§ **AIM OF THE TASK**:
Without the pictures, return all of the material exactly as written.

Data entries:
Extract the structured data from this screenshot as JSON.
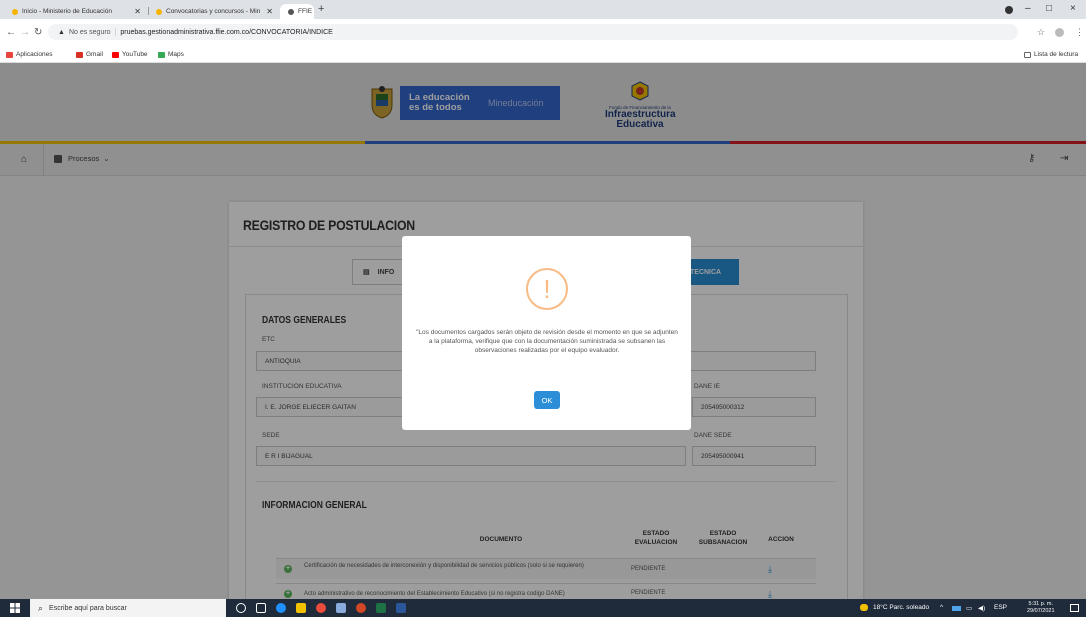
{
  "browser": {
    "tabs": [
      {
        "title": "Inicio - Ministerio de Educación",
        "active": false
      },
      {
        "title": "Convocatorias y concursos - Min",
        "active": false
      },
      {
        "title": "FFIE",
        "active": true
      }
    ],
    "new_tab": "+",
    "window_controls": [
      "–",
      "□",
      "×"
    ],
    "security_label": "No es seguro",
    "url": "pruebas.gestionadministrativa.ffie.com.co/CONVOCATORIA/INDICE",
    "bookmarks": [
      {
        "label": "Aplicaciones",
        "icon": "apps-grid-icon",
        "color": "#e8453c"
      },
      {
        "label": "Gmail",
        "icon": "gmail-icon",
        "color": "#d93025"
      },
      {
        "label": "YouTube",
        "icon": "youtube-icon",
        "color": "#ff0000"
      },
      {
        "label": "Maps",
        "icon": "maps-icon",
        "color": "#34a853"
      }
    ],
    "reading_list": "Lista de lectura"
  },
  "header": {
    "gov_line1": "La educación es de todos",
    "gov_line2": "Mineducación",
    "infra_small": "Fondo de Financiamiento de la",
    "infra_line1": "Infraestructura",
    "infra_line2": "Educativa"
  },
  "nav": {
    "procesos": "Procesos"
  },
  "card": {
    "title": "REGISTRO DE POSTULACION",
    "tab_info": "INFO",
    "tab_tecnica": "TECNICA",
    "datos_generales": "DATOS GENERALES",
    "fields": {
      "etc_label": "ETC",
      "etc_value": "ANTIOQUIA",
      "inst_label": "INSTITUCION EDUCATIVA",
      "inst_value": "I. E. JORGE ELIECER GAITAN",
      "dane_ie_label": "DANE IE",
      "dane_ie_value": "205495000312",
      "sede_label": "SEDE",
      "sede_value": "E R I BIJAGUAL",
      "dane_sede_label": "DANE SEDE",
      "dane_sede_value": "205495000941"
    },
    "info_general": "INFORMACION GENERAL",
    "table": {
      "headers": {
        "documento": "DOCUMENTO",
        "estado_eval_1": "ESTADO",
        "estado_eval_2": "EVALUACION",
        "estado_sub_1": "ESTADO",
        "estado_sub_2": "SUBSANACION",
        "accion": "ACCION"
      },
      "rows": [
        {
          "documento": "Certificación de necesidades de interconexión y disponibilidad de servicios públicos (solo si se requieren)",
          "estado": "PENDIENTE"
        },
        {
          "documento": "Acto administrativo de reconocimiento del Establecimiento Educativo (si no registra codigo DANE)",
          "estado": "PENDIENTE"
        }
      ]
    }
  },
  "modal": {
    "icon": "!",
    "message": "\"Los documentos cargados serán objeto de revisión desde el momento en que se adjunten a la plataforma, verifique que con la documentación suministrada se subsanen las observaciones realizadas por el equipo evaluador.",
    "ok": "OK",
    "accent_color": "#f8bb86",
    "button_color": "#2b8ed6"
  },
  "taskbar": {
    "search_placeholder": "Escribe aquí para buscar",
    "weather": "18°C Parc. soleado",
    "lang": "ESP",
    "time": "5:31 p. m.",
    "date": "29/07/2021"
  }
}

§ **EXERCISE RESPONSE**:
Extract the structured data from this screenshot as JSON.
{
  "browser": {
    "tabs": [
      {
        "title": "Inicio - Ministerio de Educación",
        "active": false
      },
      {
        "title": "Convocatorias y concursos - Min",
        "active": false
      },
      {
        "title": "FFIE",
        "active": true
      }
    ],
    "new_tab": "+",
    "window_controls": [
      "–",
      "□",
      "×"
    ],
    "security_label": "No es seguro",
    "url": "pruebas.gestionadministrativa.ffie.com.co/CONVOCATORIA/INDICE",
    "bookmarks": [
      {
        "label": "Aplicaciones",
        "icon": "apps-grid-icon",
        "color": "#e8453c"
      },
      {
        "label": "Gmail",
        "icon": "gmail-icon",
        "color": "#d93025"
      },
      {
        "label": "YouTube",
        "icon": "youtube-icon",
        "color": "#ff0000"
      },
      {
        "label": "Maps",
        "icon": "maps-icon",
        "color": "#34a853"
      }
    ],
    "reading_list": "Lista de lectura"
  },
  "header": {
    "gov_line1": "La educación es de todos",
    "gov_line2": "Mineducación",
    "infra_small": "Fondo de Financiamiento de la",
    "infra_line1": "Infraestructura",
    "infra_line2": "Educativa"
  },
  "nav": {
    "procesos": "Procesos"
  },
  "card": {
    "title": "REGISTRO DE POSTULACION",
    "tab_info": "INFO",
    "tab_tecnica": "TECNICA",
    "datos_generales": "DATOS GENERALES",
    "fields": {
      "etc_label": "ETC",
      "etc_value": "ANTIOQUIA",
      "inst_label": "INSTITUCION EDUCATIVA",
      "inst_value": "I. E. JORGE ELIECER GAITAN",
      "dane_ie_label": "DANE IE",
      "dane_ie_value": "205495000312",
      "sede_label": "SEDE",
      "sede_value": "E R I BIJAGUAL",
      "dane_sede_label": "DANE SEDE",
      "dane_sede_value": "205495000941"
    },
    "info_general": "INFORMACION GENERAL",
    "table": {
      "headers": {
        "documento": "DOCUMENTO",
        "estado_eval_1": "ESTADO",
        "estado_eval_2": "EVALUACION",
        "estado_sub_1": "ESTADO",
        "estado_sub_2": "SUBSANACION",
        "accion": "ACCION"
      },
      "rows": [
        {
          "documento": "Certificación de necesidades de interconexión y disponibilidad de servicios públicos (solo si se requieren)",
          "estado": "PENDIENTE"
        },
        {
          "documento": "Acto administrativo de reconocimiento del Establecimiento Educativo (si no registra codigo DANE)",
          "estado": "PENDIENTE"
        }
      ]
    }
  },
  "modal": {
    "icon": "!",
    "message": "\"Los documentos cargados serán objeto de revisión desde el momento en que se adjunten a la plataforma, verifique que con la documentación suministrada se subsanen las observaciones realizadas por el equipo evaluador.",
    "ok": "OK",
    "accent_color": "#f8bb86",
    "button_color": "#2b8ed6"
  },
  "taskbar": {
    "search_placeholder": "Escribe aquí para buscar",
    "weather": "18°C Parc. soleado",
    "lang": "ESP",
    "time": "5:31 p. m.",
    "date": "29/07/2021"
  }
}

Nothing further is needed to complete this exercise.